Examine the material below. Gather every line in which the string "none" appears.
Start of GIVEN ENTRIES
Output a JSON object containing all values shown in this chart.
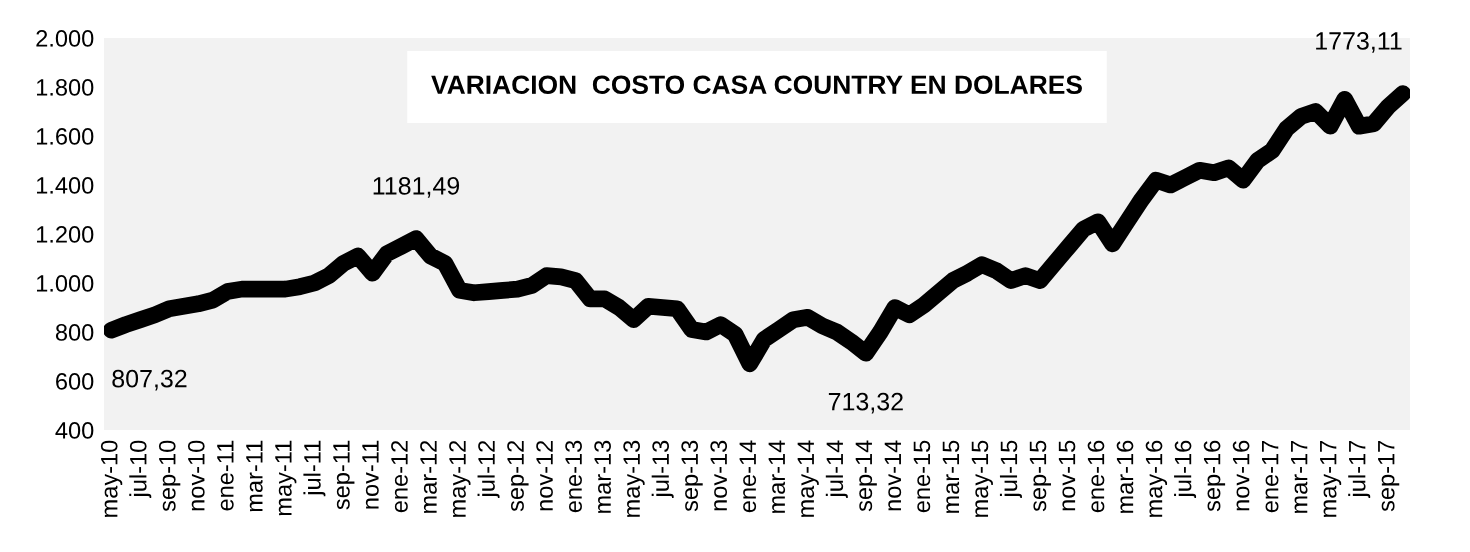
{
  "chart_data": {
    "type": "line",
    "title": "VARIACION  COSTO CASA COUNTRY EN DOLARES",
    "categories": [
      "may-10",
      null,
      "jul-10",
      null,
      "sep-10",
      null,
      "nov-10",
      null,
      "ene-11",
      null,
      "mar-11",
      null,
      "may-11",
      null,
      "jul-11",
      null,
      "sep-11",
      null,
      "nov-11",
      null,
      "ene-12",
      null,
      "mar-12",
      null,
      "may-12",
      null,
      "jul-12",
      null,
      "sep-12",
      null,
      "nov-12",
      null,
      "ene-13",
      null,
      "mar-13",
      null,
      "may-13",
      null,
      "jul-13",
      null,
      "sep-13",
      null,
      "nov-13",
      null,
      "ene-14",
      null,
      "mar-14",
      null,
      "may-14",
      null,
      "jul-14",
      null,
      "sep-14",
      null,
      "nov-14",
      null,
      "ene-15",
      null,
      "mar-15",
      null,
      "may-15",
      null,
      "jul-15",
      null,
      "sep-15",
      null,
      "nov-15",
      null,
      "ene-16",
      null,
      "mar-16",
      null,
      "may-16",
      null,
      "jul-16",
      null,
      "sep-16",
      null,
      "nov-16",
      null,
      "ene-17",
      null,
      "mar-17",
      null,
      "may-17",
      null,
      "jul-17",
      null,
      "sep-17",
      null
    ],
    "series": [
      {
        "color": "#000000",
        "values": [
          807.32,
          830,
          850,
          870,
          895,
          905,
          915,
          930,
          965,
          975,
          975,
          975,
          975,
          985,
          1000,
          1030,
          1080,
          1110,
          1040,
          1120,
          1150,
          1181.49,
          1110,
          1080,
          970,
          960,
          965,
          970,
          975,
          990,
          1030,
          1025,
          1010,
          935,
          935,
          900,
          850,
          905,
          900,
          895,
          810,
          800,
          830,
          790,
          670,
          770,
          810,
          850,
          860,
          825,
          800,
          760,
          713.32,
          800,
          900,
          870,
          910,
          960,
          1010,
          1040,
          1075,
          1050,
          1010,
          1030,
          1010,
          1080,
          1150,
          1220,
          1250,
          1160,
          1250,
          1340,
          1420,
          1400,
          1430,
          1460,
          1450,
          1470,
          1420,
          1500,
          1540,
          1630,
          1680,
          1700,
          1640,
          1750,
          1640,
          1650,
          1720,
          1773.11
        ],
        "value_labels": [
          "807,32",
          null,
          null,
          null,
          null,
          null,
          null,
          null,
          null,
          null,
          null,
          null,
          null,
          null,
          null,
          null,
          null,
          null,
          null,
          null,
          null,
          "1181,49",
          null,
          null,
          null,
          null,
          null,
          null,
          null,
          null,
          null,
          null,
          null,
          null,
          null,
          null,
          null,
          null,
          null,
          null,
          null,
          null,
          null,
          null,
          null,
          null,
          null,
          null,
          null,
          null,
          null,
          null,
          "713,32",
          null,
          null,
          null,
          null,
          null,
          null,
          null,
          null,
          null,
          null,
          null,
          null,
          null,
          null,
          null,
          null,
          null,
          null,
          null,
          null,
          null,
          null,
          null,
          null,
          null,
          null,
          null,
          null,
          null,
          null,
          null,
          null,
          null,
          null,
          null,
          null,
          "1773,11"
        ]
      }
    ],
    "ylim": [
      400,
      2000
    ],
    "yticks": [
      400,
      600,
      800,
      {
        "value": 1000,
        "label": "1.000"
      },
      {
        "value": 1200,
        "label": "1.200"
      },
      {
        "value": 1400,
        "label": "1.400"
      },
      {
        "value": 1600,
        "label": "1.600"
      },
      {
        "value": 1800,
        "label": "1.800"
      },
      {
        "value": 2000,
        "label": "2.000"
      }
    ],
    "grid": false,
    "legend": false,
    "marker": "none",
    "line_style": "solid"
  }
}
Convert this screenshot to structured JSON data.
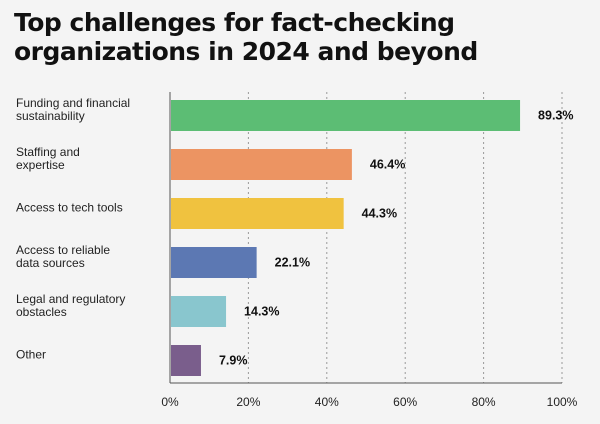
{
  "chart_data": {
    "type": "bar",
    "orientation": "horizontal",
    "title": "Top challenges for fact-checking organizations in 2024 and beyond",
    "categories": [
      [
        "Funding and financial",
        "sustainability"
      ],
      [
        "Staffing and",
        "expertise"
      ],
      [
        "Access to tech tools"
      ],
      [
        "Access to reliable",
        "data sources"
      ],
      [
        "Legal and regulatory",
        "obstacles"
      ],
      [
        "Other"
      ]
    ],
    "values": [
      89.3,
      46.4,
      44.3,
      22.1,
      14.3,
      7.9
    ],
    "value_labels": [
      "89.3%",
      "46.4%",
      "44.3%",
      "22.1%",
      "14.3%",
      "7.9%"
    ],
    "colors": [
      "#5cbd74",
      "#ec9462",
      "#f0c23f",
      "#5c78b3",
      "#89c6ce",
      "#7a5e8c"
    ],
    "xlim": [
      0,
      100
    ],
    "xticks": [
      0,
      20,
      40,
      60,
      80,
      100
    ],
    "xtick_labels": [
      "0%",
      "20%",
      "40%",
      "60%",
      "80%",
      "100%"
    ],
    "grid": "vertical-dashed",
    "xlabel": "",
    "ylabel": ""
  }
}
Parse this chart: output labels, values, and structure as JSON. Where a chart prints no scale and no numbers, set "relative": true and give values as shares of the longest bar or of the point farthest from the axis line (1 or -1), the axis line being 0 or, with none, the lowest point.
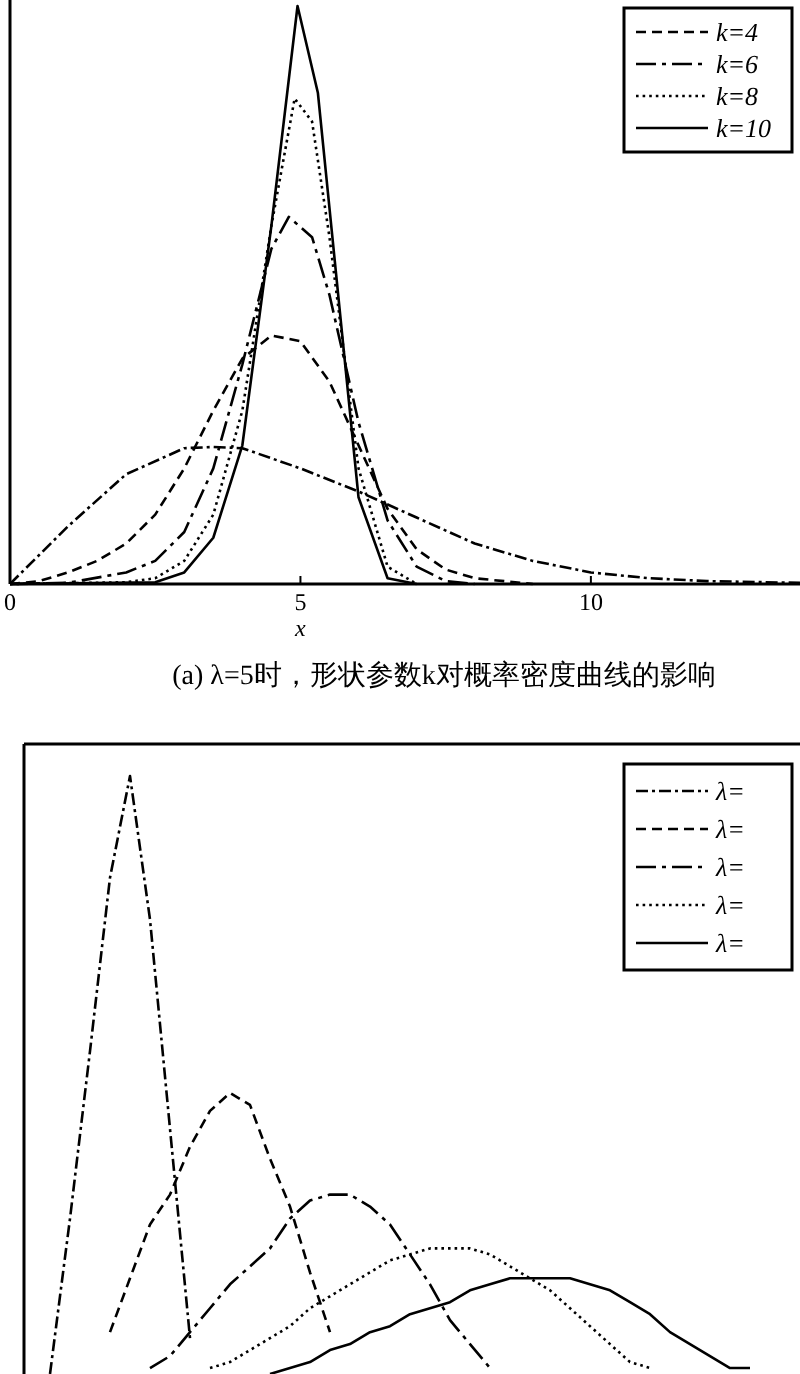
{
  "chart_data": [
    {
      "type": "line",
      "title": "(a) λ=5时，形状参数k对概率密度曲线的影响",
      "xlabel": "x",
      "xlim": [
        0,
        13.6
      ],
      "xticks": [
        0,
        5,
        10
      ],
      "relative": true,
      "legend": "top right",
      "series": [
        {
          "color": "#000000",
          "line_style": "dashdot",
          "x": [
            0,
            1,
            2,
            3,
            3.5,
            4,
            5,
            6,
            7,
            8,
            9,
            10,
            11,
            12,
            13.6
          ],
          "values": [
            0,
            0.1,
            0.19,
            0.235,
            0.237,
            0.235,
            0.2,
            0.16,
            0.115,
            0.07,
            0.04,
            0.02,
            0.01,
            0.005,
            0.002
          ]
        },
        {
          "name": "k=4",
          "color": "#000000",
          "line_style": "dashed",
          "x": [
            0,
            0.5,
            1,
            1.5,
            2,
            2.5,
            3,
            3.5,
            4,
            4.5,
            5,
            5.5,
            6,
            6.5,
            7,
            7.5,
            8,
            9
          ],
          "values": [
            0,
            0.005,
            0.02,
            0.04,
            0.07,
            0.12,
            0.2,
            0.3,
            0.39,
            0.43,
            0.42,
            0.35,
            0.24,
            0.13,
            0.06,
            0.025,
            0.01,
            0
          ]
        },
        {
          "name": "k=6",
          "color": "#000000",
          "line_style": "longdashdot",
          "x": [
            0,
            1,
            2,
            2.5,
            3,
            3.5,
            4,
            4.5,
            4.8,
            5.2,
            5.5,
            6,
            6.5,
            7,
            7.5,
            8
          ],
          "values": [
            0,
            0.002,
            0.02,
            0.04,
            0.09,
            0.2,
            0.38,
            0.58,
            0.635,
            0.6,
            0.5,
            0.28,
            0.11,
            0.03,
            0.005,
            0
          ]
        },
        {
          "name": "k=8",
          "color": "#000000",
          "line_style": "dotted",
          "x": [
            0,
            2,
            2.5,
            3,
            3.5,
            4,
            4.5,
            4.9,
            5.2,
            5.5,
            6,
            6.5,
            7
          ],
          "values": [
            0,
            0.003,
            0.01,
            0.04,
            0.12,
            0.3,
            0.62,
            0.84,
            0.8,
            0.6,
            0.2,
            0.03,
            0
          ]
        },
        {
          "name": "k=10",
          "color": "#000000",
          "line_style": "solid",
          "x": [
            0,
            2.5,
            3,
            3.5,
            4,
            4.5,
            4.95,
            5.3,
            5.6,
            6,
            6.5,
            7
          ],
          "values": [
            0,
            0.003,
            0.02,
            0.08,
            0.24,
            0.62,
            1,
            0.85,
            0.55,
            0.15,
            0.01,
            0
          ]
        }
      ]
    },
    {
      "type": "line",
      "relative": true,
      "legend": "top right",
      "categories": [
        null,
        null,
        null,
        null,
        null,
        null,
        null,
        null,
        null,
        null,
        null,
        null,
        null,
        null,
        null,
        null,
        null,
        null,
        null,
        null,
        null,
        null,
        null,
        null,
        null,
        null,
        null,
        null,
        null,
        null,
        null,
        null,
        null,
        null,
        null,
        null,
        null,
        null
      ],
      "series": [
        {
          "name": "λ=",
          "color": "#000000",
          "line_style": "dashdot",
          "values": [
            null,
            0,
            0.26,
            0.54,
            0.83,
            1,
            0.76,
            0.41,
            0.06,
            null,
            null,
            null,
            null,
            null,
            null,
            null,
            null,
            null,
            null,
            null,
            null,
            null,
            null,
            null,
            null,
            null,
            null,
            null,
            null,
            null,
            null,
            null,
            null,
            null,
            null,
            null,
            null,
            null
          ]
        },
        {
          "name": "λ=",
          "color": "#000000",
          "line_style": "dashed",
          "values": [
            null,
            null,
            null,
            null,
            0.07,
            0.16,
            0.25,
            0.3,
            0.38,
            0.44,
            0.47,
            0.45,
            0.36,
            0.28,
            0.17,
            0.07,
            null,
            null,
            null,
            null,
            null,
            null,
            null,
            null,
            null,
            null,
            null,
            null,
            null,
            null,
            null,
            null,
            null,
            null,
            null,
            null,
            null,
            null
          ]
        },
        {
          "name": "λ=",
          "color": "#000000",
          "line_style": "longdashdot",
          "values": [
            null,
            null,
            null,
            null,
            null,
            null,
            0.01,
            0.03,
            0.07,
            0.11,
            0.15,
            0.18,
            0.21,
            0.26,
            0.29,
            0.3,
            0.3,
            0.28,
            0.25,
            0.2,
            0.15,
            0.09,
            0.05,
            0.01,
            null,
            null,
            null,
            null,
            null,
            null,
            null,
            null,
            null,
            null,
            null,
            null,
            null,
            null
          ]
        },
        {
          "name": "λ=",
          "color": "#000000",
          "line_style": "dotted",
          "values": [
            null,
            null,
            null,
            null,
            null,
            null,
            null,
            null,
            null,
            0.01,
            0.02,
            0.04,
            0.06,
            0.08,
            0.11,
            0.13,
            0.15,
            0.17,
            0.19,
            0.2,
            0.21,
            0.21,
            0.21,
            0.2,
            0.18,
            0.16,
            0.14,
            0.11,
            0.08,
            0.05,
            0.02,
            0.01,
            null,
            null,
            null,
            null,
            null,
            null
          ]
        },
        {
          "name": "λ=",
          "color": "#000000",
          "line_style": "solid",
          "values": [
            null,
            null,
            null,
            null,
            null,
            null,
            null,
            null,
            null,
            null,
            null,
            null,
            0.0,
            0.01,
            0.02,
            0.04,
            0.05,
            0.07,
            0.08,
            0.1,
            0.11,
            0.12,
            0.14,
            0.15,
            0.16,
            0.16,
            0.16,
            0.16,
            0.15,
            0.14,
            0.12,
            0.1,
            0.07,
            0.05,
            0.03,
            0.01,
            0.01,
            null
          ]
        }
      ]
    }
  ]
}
End of GIVEN ENTRIES
- **FINAL RESULT**:
    "marker": "none",
Parse this chart: output labels, values, and structure as JSON. Where a chart prints no scale and no numbers, set "relative": true and give values as shares of the longest bar or of the point farthest from the axis line (1 or -1), the axis line being 0 or, with none, the lowest point.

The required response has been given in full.